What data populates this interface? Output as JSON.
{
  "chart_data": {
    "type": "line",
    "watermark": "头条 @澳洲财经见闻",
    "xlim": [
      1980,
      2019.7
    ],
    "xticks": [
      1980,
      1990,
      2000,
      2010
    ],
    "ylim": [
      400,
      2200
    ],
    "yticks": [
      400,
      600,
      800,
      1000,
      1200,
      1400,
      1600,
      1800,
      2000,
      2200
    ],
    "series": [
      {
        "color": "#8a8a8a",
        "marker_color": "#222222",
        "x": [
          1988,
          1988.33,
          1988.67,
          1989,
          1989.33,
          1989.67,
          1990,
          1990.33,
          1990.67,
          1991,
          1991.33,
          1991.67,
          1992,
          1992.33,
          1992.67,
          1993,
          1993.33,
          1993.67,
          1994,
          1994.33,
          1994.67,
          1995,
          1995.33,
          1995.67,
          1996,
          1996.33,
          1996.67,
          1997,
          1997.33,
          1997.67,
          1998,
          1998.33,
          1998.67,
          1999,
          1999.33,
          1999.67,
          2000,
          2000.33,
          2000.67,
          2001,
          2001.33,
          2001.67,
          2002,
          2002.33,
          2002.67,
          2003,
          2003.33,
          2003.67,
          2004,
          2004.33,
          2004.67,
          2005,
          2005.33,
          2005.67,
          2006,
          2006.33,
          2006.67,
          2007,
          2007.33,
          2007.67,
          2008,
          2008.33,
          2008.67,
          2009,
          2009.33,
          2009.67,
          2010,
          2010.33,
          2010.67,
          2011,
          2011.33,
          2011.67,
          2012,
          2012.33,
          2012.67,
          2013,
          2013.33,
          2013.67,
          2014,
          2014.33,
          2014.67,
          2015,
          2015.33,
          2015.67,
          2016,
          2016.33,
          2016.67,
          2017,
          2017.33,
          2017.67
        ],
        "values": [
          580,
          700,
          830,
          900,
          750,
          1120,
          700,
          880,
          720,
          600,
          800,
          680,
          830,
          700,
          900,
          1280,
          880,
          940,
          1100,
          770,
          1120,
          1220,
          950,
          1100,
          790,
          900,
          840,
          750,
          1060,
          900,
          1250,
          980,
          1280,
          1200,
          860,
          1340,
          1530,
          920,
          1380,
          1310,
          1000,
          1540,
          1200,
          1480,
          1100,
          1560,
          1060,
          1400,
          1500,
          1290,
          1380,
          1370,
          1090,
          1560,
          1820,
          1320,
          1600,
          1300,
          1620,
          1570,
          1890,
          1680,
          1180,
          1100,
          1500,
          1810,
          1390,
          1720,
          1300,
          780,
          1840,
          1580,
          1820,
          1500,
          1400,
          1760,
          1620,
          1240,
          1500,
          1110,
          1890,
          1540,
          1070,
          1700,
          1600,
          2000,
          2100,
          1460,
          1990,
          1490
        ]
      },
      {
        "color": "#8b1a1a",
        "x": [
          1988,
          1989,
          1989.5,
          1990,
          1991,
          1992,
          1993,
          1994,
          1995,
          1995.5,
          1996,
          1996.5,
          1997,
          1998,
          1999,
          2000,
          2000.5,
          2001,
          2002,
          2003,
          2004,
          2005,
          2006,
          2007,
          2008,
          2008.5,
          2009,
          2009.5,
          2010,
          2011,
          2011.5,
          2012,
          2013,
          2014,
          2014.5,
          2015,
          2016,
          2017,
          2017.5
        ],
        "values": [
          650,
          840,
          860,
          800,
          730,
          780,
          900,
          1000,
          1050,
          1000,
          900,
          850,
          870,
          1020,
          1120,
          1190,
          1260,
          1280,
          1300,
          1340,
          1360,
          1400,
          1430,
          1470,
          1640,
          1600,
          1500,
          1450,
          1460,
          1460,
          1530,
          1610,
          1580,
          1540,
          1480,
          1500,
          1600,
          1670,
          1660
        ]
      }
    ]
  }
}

__________________________________________________

TASK PROMPT: Please repeat the listing exactly, with nothing left out.

EXERCISE ANSWER:
What data populates this interface? Output as JSON.
{
  "chart_data": {
    "type": "line",
    "watermark": "头条 @澳洲财经见闻",
    "xlim": [
      1980,
      2019.7
    ],
    "xticks": [
      1980,
      1990,
      2000,
      2010
    ],
    "ylim": [
      400,
      2200
    ],
    "yticks": [
      400,
      600,
      800,
      1000,
      1200,
      1400,
      1600,
      1800,
      2000,
      2200
    ],
    "series": [
      {
        "color": "#8a8a8a",
        "marker_color": "#222222",
        "x": [
          1988,
          1988.33,
          1988.67,
          1989,
          1989.33,
          1989.67,
          1990,
          1990.33,
          1990.67,
          1991,
          1991.33,
          1991.67,
          1992,
          1992.33,
          1992.67,
          1993,
          1993.33,
          1993.67,
          1994,
          1994.33,
          1994.67,
          1995,
          1995.33,
          1995.67,
          1996,
          1996.33,
          1996.67,
          1997,
          1997.33,
          1997.67,
          1998,
          1998.33,
          1998.67,
          1999,
          1999.33,
          1999.67,
          2000,
          2000.33,
          2000.67,
          2001,
          2001.33,
          2001.67,
          2002,
          2002.33,
          2002.67,
          2003,
          2003.33,
          2003.67,
          2004,
          2004.33,
          2004.67,
          2005,
          2005.33,
          2005.67,
          2006,
          2006.33,
          2006.67,
          2007,
          2007.33,
          2007.67,
          2008,
          2008.33,
          2008.67,
          2009,
          2009.33,
          2009.67,
          2010,
          2010.33,
          2010.67,
          2011,
          2011.33,
          2011.67,
          2012,
          2012.33,
          2012.67,
          2013,
          2013.33,
          2013.67,
          2014,
          2014.33,
          2014.67,
          2015,
          2015.33,
          2015.67,
          2016,
          2016.33,
          2016.67,
          2017,
          2017.33,
          2017.67
        ],
        "values": [
          580,
          700,
          830,
          900,
          750,
          1120,
          700,
          880,
          720,
          600,
          800,
          680,
          830,
          700,
          900,
          1280,
          880,
          940,
          1100,
          770,
          1120,
          1220,
          950,
          1100,
          790,
          900,
          840,
          750,
          1060,
          900,
          1250,
          980,
          1280,
          1200,
          860,
          1340,
          1530,
          920,
          1380,
          1310,
          1000,
          1540,
          1200,
          1480,
          1100,
          1560,
          1060,
          1400,
          1500,
          1290,
          1380,
          1370,
          1090,
          1560,
          1820,
          1320,
          1600,
          1300,
          1620,
          1570,
          1890,
          1680,
          1180,
          1100,
          1500,
          1810,
          1390,
          1720,
          1300,
          780,
          1840,
          1580,
          1820,
          1500,
          1400,
          1760,
          1620,
          1240,
          1500,
          1110,
          1890,
          1540,
          1070,
          1700,
          1600,
          2000,
          2100,
          1460,
          1990,
          1490
        ]
      },
      {
        "color": "#8b1a1a",
        "x": [
          1988,
          1989,
          1989.5,
          1990,
          1991,
          1992,
          1993,
          1994,
          1995,
          1995.5,
          1996,
          1996.5,
          1997,
          1998,
          1999,
          2000,
          2000.5,
          2001,
          2002,
          2003,
          2004,
          2005,
          2006,
          2007,
          2008,
          2008.5,
          2009,
          2009.5,
          2010,
          2011,
          2011.5,
          2012,
          2013,
          2014,
          2014.5,
          2015,
          2016,
          2017,
          2017.5
        ],
        "values": [
          650,
          840,
          860,
          800,
          730,
          780,
          900,
          1000,
          1050,
          1000,
          900,
          850,
          870,
          1020,
          1120,
          1190,
          1260,
          1280,
          1300,
          1340,
          1360,
          1400,
          1430,
          1470,
          1640,
          1600,
          1500,
          1450,
          1460,
          1460,
          1530,
          1610,
          1580,
          1540,
          1480,
          1500,
          1600,
          1670,
          1660
        ]
      }
    ]
  }
}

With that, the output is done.